INSTRUCTIONS FOR THE TASK: Repeat, exactly and in full, the lines of the listing below, but without any pictures.

PROVIDED INFORMATION:

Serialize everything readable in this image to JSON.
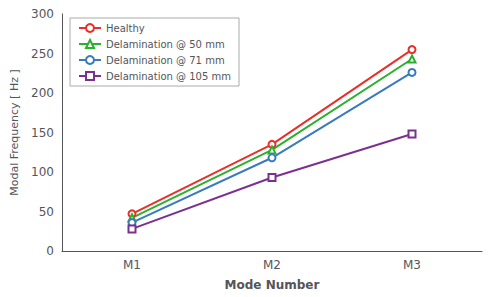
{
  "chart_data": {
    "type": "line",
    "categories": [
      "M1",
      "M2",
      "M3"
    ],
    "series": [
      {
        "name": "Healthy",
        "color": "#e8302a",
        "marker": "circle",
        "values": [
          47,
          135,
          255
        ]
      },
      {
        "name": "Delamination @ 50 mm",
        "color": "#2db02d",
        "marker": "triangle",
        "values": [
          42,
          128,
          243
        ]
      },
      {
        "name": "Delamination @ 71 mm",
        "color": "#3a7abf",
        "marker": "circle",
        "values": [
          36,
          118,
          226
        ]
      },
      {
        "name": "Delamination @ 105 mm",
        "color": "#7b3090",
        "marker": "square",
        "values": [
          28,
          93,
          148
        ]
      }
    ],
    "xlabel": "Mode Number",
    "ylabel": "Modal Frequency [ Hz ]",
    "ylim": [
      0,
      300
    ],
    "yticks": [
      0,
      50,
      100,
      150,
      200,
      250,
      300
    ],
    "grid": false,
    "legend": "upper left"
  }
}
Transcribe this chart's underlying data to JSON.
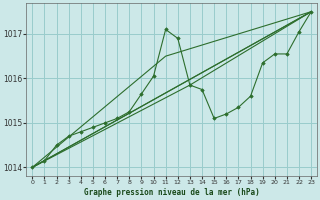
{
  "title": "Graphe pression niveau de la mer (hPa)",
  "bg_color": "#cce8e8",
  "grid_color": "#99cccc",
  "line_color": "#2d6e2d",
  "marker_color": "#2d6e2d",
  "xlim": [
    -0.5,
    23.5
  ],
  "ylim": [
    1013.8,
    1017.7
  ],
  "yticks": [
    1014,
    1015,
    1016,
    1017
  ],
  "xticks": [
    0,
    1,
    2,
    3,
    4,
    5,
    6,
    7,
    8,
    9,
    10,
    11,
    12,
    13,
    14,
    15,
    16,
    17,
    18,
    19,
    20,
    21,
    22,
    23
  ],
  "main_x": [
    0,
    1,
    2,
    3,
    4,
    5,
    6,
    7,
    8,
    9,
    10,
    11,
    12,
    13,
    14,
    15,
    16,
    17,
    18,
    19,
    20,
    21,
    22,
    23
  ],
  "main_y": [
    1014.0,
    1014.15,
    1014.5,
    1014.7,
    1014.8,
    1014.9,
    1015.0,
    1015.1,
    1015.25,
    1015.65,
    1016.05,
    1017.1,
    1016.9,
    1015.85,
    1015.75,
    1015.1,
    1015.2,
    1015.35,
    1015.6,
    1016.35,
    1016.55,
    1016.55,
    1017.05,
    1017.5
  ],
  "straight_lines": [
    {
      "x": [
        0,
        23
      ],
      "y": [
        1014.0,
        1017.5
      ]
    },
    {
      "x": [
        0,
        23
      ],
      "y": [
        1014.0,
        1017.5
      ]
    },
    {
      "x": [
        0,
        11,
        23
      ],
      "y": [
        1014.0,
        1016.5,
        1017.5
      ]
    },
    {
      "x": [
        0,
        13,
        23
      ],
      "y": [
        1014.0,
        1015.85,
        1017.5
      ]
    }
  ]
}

WRITTEN RESPONSE:
Serialize everything readable in this image to JSON.
{
  "chart_data": {
    "type": "line",
    "categories": [
      "M1",
      "M2",
      "M3"
    ],
    "series": [
      {
        "name": "Healthy",
        "color": "#e8302a",
        "marker": "circle",
        "values": [
          47,
          135,
          255
        ]
      },
      {
        "name": "Delamination @ 50 mm",
        "color": "#2db02d",
        "marker": "triangle",
        "values": [
          42,
          128,
          243
        ]
      },
      {
        "name": "Delamination @ 71 mm",
        "color": "#3a7abf",
        "marker": "circle",
        "values": [
          36,
          118,
          226
        ]
      },
      {
        "name": "Delamination @ 105 mm",
        "color": "#7b3090",
        "marker": "square",
        "values": [
          28,
          93,
          148
        ]
      }
    ],
    "xlabel": "Mode Number",
    "ylabel": "Modal Frequency [ Hz ]",
    "ylim": [
      0,
      300
    ],
    "yticks": [
      0,
      50,
      100,
      150,
      200,
      250,
      300
    ],
    "grid": false,
    "legend": "upper left"
  }
}
Transcribe this chart's underlying data to JSON.
{
  "title": "Graphe pression niveau de la mer (hPa)",
  "bg_color": "#cce8e8",
  "grid_color": "#99cccc",
  "line_color": "#2d6e2d",
  "marker_color": "#2d6e2d",
  "xlim": [
    -0.5,
    23.5
  ],
  "ylim": [
    1013.8,
    1017.7
  ],
  "yticks": [
    1014,
    1015,
    1016,
    1017
  ],
  "xticks": [
    0,
    1,
    2,
    3,
    4,
    5,
    6,
    7,
    8,
    9,
    10,
    11,
    12,
    13,
    14,
    15,
    16,
    17,
    18,
    19,
    20,
    21,
    22,
    23
  ],
  "main_x": [
    0,
    1,
    2,
    3,
    4,
    5,
    6,
    7,
    8,
    9,
    10,
    11,
    12,
    13,
    14,
    15,
    16,
    17,
    18,
    19,
    20,
    21,
    22,
    23
  ],
  "main_y": [
    1014.0,
    1014.15,
    1014.5,
    1014.7,
    1014.8,
    1014.9,
    1015.0,
    1015.1,
    1015.25,
    1015.65,
    1016.05,
    1017.1,
    1016.9,
    1015.85,
    1015.75,
    1015.1,
    1015.2,
    1015.35,
    1015.6,
    1016.35,
    1016.55,
    1016.55,
    1017.05,
    1017.5
  ],
  "straight_lines": [
    {
      "x": [
        0,
        23
      ],
      "y": [
        1014.0,
        1017.5
      ]
    },
    {
      "x": [
        0,
        23
      ],
      "y": [
        1014.0,
        1017.5
      ]
    },
    {
      "x": [
        0,
        11,
        23
      ],
      "y": [
        1014.0,
        1016.5,
        1017.5
      ]
    },
    {
      "x": [
        0,
        13,
        23
      ],
      "y": [
        1014.0,
        1015.85,
        1017.5
      ]
    }
  ]
}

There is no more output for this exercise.